Work to be completed: Search the listing below for the string "Documentation" and copy every line where it occurs.

start

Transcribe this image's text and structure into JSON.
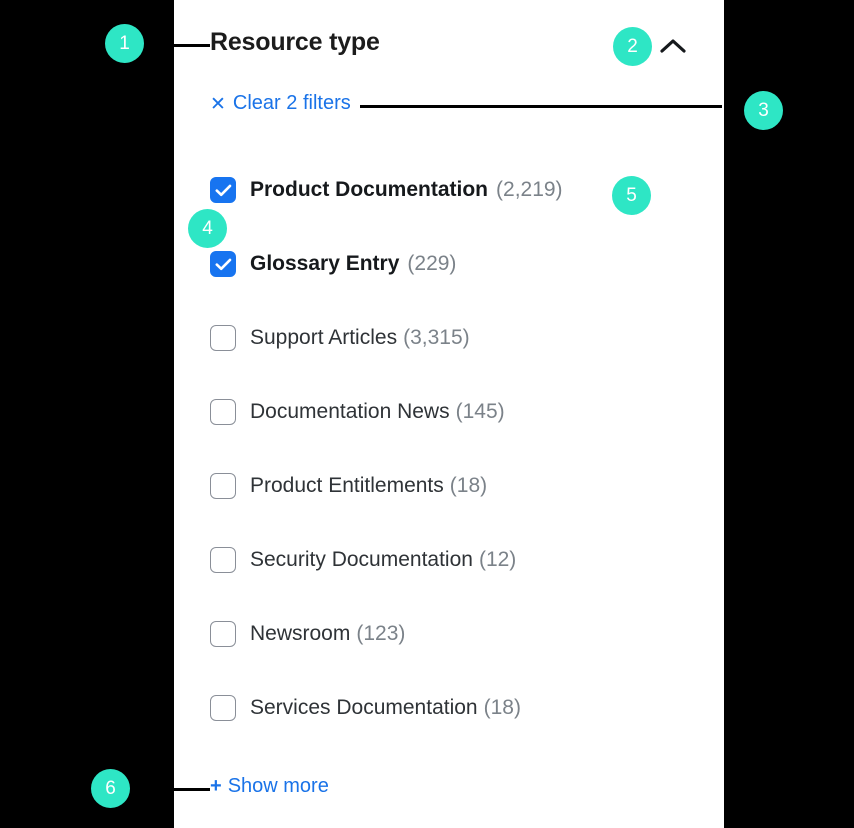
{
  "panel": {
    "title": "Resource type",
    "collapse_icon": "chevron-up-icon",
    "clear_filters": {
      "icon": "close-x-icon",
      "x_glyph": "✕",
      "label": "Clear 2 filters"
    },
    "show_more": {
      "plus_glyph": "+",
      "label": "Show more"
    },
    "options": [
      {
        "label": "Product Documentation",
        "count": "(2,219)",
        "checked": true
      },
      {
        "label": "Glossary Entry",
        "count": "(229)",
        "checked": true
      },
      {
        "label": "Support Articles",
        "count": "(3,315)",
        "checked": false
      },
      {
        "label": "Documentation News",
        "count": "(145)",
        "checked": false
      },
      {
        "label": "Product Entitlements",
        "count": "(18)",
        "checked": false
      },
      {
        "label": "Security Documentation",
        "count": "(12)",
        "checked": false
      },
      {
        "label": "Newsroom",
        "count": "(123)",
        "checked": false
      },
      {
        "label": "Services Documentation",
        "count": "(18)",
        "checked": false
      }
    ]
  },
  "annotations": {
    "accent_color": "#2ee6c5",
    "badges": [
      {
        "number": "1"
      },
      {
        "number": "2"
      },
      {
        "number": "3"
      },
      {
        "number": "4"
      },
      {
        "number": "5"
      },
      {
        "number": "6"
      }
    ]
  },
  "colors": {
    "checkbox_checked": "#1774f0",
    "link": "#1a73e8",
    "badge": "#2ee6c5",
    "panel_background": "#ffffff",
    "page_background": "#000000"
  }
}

end

Result for this exercise:
        "label": "Product Documentation",
        "label": "Documentation News",
        "label": "Security Documentation",
        "label": "Services Documentation",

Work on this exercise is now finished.